▶ Your instructions:
Gather all lines with the word "JSON" in them.

▶ Data for processing:
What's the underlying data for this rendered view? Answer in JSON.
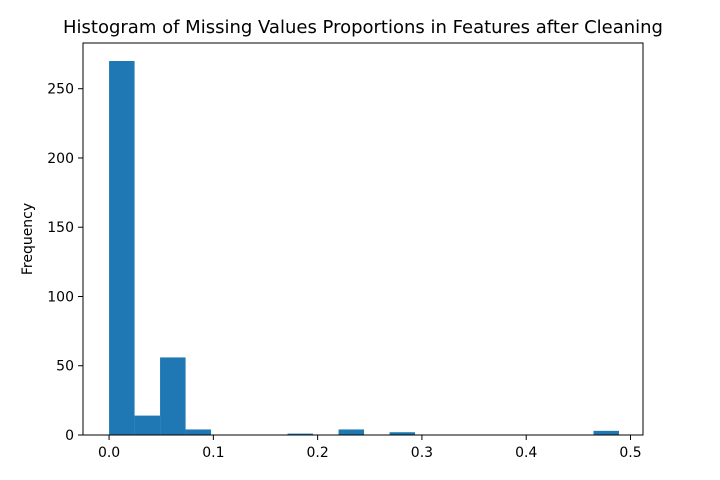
{
  "chart_data": {
    "type": "bar",
    "title": "Histogram of Missing Values Proportions in Features after Cleaning",
    "xlabel": "",
    "ylabel": "Frequency",
    "xlim": [
      -0.025,
      0.512
    ],
    "ylim": [
      0,
      283
    ],
    "bin_width": 0.02445,
    "bins": [
      {
        "x0": 0.0,
        "value": 270
      },
      {
        "x0": 0.02445,
        "value": 14
      },
      {
        "x0": 0.0489,
        "value": 56
      },
      {
        "x0": 0.07335,
        "value": 4
      },
      {
        "x0": 0.0978,
        "value": 0
      },
      {
        "x0": 0.12225,
        "value": 0
      },
      {
        "x0": 0.1467,
        "value": 0
      },
      {
        "x0": 0.17115,
        "value": 1
      },
      {
        "x0": 0.1956,
        "value": 0
      },
      {
        "x0": 0.22005,
        "value": 4
      },
      {
        "x0": 0.2445,
        "value": 0
      },
      {
        "x0": 0.26895,
        "value": 2
      },
      {
        "x0": 0.2934,
        "value": 0
      },
      {
        "x0": 0.31785,
        "value": 0
      },
      {
        "x0": 0.3423,
        "value": 0
      },
      {
        "x0": 0.36675,
        "value": 0
      },
      {
        "x0": 0.3912,
        "value": 0
      },
      {
        "x0": 0.41565,
        "value": 0
      },
      {
        "x0": 0.4401,
        "value": 0
      },
      {
        "x0": 0.46455,
        "value": 3
      }
    ],
    "x_ticks": [
      0.0,
      0.1,
      0.2,
      0.3,
      0.4,
      0.5
    ],
    "x_tick_labels": [
      "0.0",
      "0.1",
      "0.2",
      "0.3",
      "0.4",
      "0.5"
    ],
    "y_ticks": [
      0,
      50,
      100,
      150,
      200,
      250
    ],
    "y_tick_labels": [
      "0",
      "50",
      "100",
      "150",
      "200",
      "250"
    ],
    "bar_color": "#1f77b4",
    "grid": false,
    "legend": "none"
  }
}
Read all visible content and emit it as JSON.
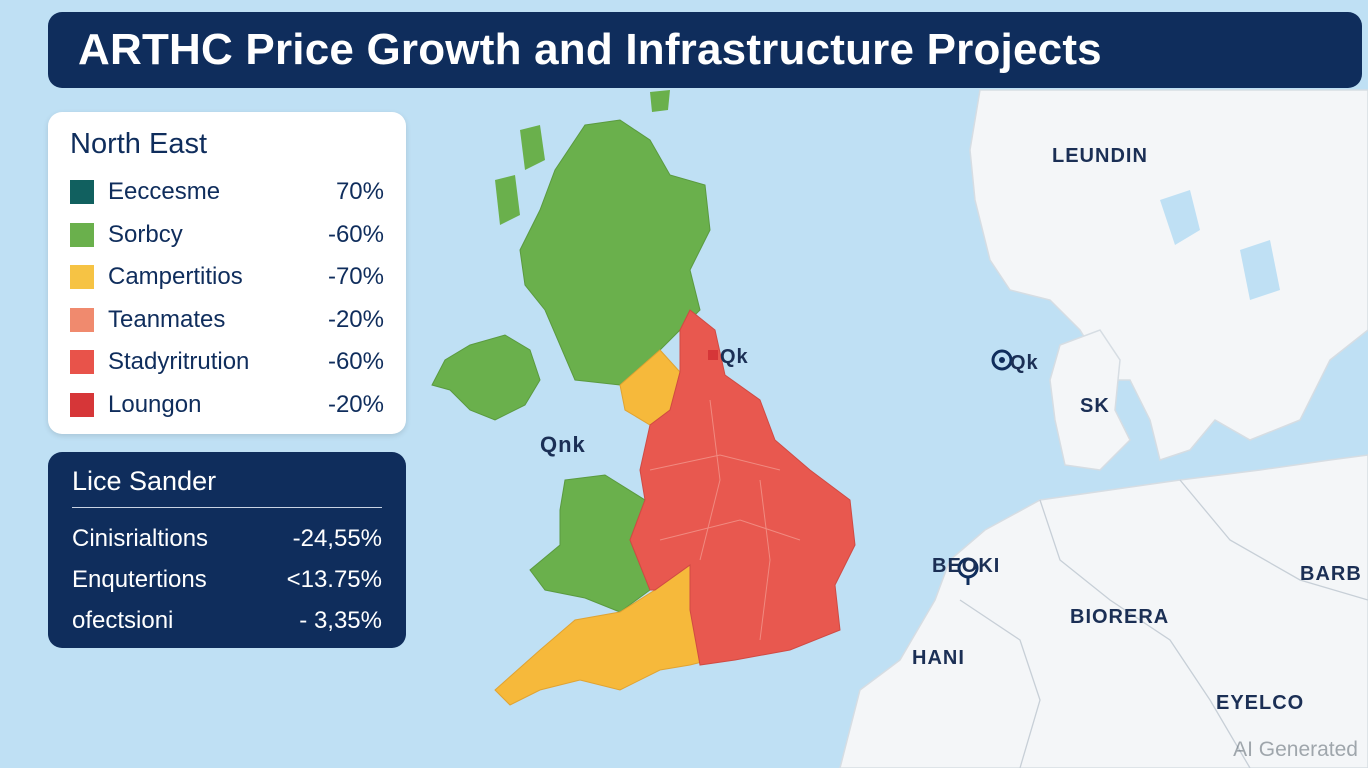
{
  "title": "ARTHC Price Growth and Infrastructure Projects",
  "legend": {
    "title": "North East",
    "items": [
      {
        "label": "Eeccesme",
        "value": "70%",
        "color": "#11605f"
      },
      {
        "label": "Sorbcy",
        "value": "-60%",
        "color": "#6ab04c"
      },
      {
        "label": "Campertitios",
        "value": "-70%",
        "color": "#f6c344"
      },
      {
        "label": "Teanmates",
        "value": "-20%",
        "color": "#f08a6e"
      },
      {
        "label": "Stadyritrution",
        "value": "-60%",
        "color": "#e8534a"
      },
      {
        "label": "Loungon",
        "value": "-20%",
        "color": "#d63638"
      }
    ]
  },
  "stats": {
    "title": "Lice Sander",
    "rows": [
      {
        "label": "Cinisrialtions",
        "value": "-24,55%"
      },
      {
        "label": "Enqutertions",
        "value": "<13.75%"
      },
      {
        "label": "ofectsioni",
        "value": "- 3,35%"
      }
    ]
  },
  "map_labels": {
    "leundin": "LEUNDIN",
    "qk_east": "Qk",
    "sk": "SK",
    "qk_uk": "Qk",
    "qnk": "Qnk",
    "beoki": "BEOKI",
    "barb": "BARB",
    "biorera": "BIORERA",
    "hani": "HANI",
    "eyelco": "EYELCO"
  },
  "colors": {
    "sea": "#bfe0f4",
    "land": "#f4f6f8",
    "green": "#6ab04c",
    "yellow": "#f6b93b",
    "red": "#e8584f",
    "navy": "#0f2d5c"
  },
  "watermark": "AI Generated"
}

▶ Task result:
What's the underlying data for this rendered view? Answer in JSON.
Read all visible content and emit it as JSON.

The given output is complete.